BRIEF: All of the lines below need to be copied exactly, apart from the pictures.

SUPPLIED INFORMATION below:

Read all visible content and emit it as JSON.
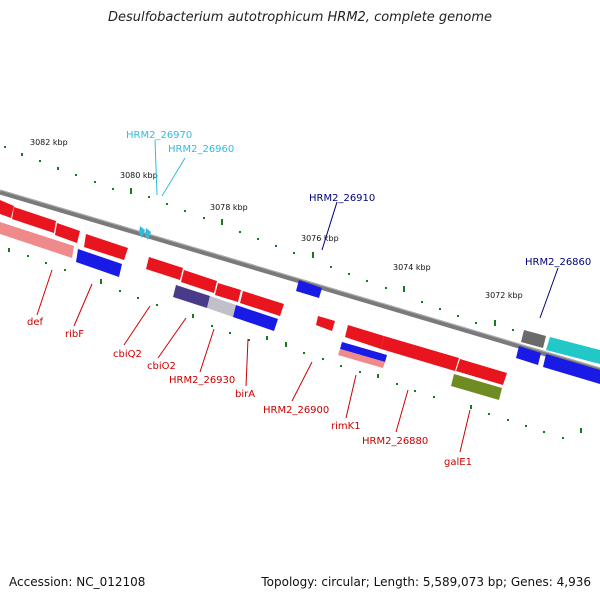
{
  "title": "Desulfobacterium autotrophicum HRM2, complete genome",
  "footer": {
    "accession": "Accession: NC_012108",
    "topology": "Topology: circular; Length: 5,589,073 bp; Genes: 4,936"
  },
  "colors": {
    "red_gene": "#e8141e",
    "blue_gene": "#1a1ae6",
    "cyan_label": "#33bbdd",
    "navy_label": "#00007a",
    "red_label": "#cc0000",
    "olive_gene": "#6e8c22",
    "teal_gene": "#22c8c8",
    "tick": "#1a7a1a"
  },
  "scale_labels": [
    "3082 kbp",
    "3080 kbp",
    "3078 kbp",
    "3076 kbp",
    "3074 kbp",
    "3072 kbp"
  ],
  "gene_labels": {
    "hrm2_26970": "HRM2_26970",
    "hrm2_26960": "HRM2_26960",
    "hrm2_26910": "HRM2_26910",
    "hrm2_26860": "HRM2_26860",
    "def": "def",
    "ribf": "ribF",
    "cbiq2": "cbiQ2",
    "cbio2": "cbiO2",
    "hrm2_26930": "HRM2_26930",
    "bira": "birA",
    "hrm2_26900": "HRM2_26900",
    "rimk1": "rimK1",
    "hrm2_26880": "HRM2_26880",
    "gale1": "galE1"
  }
}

End of SUPPLIED INFORMATION.

YOUR SOLUTION:
Read all visible content and emit it as JSON.
{
  "title": "Desulfobacterium autotrophicum HRM2, complete genome",
  "footer": {
    "accession": "Accession: NC_012108",
    "topology": "Topology: circular; Length: 5,589,073 bp; Genes: 4,936"
  },
  "colors": {
    "red_gene": "#e8141e",
    "blue_gene": "#1a1ae6",
    "cyan_label": "#33bbdd",
    "navy_label": "#00007a",
    "red_label": "#cc0000",
    "olive_gene": "#6e8c22",
    "teal_gene": "#22c8c8",
    "tick": "#1a7a1a"
  },
  "scale_labels": [
    "3082 kbp",
    "3080 kbp",
    "3078 kbp",
    "3076 kbp",
    "3074 kbp",
    "3072 kbp"
  ],
  "gene_labels": {
    "hrm2_26970": "HRM2_26970",
    "hrm2_26960": "HRM2_26960",
    "hrm2_26910": "HRM2_26910",
    "hrm2_26860": "HRM2_26860",
    "def": "def",
    "ribf": "ribF",
    "cbiq2": "cbiQ2",
    "cbio2": "cbiO2",
    "hrm2_26930": "HRM2_26930",
    "bira": "birA",
    "hrm2_26900": "HRM2_26900",
    "rimk1": "rimK1",
    "hrm2_26880": "HRM2_26880",
    "gale1": "galE1"
  }
}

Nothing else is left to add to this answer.